__SET EXERCISE__: Collect from the data below each line with "JSON".

## BEGIN TASK DATA

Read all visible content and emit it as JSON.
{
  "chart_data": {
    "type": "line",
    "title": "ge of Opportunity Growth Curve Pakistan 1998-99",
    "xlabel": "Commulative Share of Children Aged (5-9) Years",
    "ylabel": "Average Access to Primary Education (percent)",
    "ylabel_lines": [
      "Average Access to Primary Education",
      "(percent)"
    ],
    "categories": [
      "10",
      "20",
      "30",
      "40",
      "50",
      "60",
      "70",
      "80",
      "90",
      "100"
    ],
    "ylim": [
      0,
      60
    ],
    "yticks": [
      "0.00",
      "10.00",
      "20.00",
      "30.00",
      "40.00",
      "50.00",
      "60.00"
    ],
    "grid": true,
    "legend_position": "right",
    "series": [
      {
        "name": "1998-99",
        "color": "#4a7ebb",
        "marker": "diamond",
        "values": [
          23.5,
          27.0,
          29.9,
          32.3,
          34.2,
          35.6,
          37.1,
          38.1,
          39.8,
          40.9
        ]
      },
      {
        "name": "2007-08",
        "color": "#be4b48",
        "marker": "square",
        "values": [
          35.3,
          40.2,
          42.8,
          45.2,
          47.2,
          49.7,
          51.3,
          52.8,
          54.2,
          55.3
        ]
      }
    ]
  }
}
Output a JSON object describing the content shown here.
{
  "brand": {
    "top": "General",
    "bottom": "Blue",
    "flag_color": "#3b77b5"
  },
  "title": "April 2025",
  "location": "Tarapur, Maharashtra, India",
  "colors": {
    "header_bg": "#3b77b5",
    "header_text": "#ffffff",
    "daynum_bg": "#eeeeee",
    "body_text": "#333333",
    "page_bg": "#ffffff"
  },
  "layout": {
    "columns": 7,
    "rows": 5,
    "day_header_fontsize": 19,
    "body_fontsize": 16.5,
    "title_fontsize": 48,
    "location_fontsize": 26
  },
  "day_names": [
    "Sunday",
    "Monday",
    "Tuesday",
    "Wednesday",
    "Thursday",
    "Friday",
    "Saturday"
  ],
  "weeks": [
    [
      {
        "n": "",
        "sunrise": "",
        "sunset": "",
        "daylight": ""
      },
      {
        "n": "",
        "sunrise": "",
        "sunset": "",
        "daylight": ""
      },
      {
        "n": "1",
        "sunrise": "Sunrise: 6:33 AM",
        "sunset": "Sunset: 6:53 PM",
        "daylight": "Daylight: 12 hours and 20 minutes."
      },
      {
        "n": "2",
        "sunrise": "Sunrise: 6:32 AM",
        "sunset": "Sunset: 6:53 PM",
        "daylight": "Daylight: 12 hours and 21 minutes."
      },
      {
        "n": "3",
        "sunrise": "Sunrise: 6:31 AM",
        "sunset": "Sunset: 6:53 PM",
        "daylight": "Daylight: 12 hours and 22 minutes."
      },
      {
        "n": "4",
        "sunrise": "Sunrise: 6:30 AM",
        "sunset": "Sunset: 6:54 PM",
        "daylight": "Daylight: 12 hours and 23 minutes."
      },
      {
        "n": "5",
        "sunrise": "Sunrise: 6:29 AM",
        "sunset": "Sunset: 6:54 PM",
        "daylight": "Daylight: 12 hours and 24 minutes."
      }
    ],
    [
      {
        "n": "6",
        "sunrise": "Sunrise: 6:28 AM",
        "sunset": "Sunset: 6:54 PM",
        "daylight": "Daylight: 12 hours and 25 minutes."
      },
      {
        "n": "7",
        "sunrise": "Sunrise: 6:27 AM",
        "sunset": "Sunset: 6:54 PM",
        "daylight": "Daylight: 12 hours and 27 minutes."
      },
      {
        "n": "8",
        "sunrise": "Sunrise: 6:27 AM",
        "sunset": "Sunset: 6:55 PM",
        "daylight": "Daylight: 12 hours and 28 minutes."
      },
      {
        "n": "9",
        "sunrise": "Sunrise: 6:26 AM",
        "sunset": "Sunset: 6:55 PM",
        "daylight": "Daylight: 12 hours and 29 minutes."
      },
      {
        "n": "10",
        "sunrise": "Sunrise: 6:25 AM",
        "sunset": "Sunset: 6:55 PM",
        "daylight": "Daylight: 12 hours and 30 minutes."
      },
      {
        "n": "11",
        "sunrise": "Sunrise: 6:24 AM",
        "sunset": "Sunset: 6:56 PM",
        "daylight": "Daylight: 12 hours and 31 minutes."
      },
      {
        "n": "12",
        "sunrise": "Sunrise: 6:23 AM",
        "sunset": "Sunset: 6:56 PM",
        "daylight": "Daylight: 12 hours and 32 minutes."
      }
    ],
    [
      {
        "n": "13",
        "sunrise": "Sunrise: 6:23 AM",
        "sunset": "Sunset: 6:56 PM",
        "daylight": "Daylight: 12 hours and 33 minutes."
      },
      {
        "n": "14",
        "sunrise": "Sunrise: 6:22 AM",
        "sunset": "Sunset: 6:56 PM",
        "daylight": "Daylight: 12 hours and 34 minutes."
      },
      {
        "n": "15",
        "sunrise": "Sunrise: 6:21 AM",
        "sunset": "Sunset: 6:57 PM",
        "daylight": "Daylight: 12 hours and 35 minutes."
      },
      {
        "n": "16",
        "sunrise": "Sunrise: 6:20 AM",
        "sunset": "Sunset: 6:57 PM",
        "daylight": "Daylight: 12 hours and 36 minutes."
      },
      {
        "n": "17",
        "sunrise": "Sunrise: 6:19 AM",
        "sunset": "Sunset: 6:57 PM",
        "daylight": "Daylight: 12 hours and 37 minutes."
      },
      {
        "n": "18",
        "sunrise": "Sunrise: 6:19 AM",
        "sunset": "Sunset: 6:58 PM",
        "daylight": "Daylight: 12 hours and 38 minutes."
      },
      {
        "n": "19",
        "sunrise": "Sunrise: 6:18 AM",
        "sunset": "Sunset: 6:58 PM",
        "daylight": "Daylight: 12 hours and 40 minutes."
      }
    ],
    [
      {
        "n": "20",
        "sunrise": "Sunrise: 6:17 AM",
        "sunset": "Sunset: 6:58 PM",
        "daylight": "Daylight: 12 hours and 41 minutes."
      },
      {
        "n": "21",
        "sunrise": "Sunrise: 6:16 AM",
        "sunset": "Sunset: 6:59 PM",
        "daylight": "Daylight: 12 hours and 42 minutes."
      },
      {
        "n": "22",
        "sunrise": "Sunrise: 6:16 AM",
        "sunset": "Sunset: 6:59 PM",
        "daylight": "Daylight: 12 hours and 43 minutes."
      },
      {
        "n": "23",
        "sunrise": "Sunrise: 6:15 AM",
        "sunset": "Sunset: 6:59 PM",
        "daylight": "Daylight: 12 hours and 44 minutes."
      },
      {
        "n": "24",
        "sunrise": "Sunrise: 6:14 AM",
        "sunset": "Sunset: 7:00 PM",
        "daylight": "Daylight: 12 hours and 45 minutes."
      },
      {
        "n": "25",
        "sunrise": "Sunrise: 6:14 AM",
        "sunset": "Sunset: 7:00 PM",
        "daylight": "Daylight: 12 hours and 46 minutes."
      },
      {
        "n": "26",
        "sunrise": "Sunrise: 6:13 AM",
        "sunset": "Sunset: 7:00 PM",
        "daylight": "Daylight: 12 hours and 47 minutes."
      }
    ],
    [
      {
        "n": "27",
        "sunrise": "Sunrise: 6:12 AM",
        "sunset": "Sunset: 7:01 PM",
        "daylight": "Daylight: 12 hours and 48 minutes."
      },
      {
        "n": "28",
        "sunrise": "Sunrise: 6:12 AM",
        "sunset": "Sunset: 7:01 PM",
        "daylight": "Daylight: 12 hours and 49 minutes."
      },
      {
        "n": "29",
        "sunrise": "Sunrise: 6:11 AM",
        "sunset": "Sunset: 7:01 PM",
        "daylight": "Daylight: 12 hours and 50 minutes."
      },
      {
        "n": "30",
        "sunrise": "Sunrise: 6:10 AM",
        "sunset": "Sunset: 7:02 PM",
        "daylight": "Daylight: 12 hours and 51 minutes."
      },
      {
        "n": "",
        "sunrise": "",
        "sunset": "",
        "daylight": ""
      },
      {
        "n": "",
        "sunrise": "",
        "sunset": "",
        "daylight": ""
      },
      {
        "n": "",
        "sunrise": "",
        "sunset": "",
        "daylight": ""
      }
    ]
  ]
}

## END TASK DATA

__TASK OUTPUT__:
Read all visible content and emit it as JSON.
Output a JSON object describing the content shown here.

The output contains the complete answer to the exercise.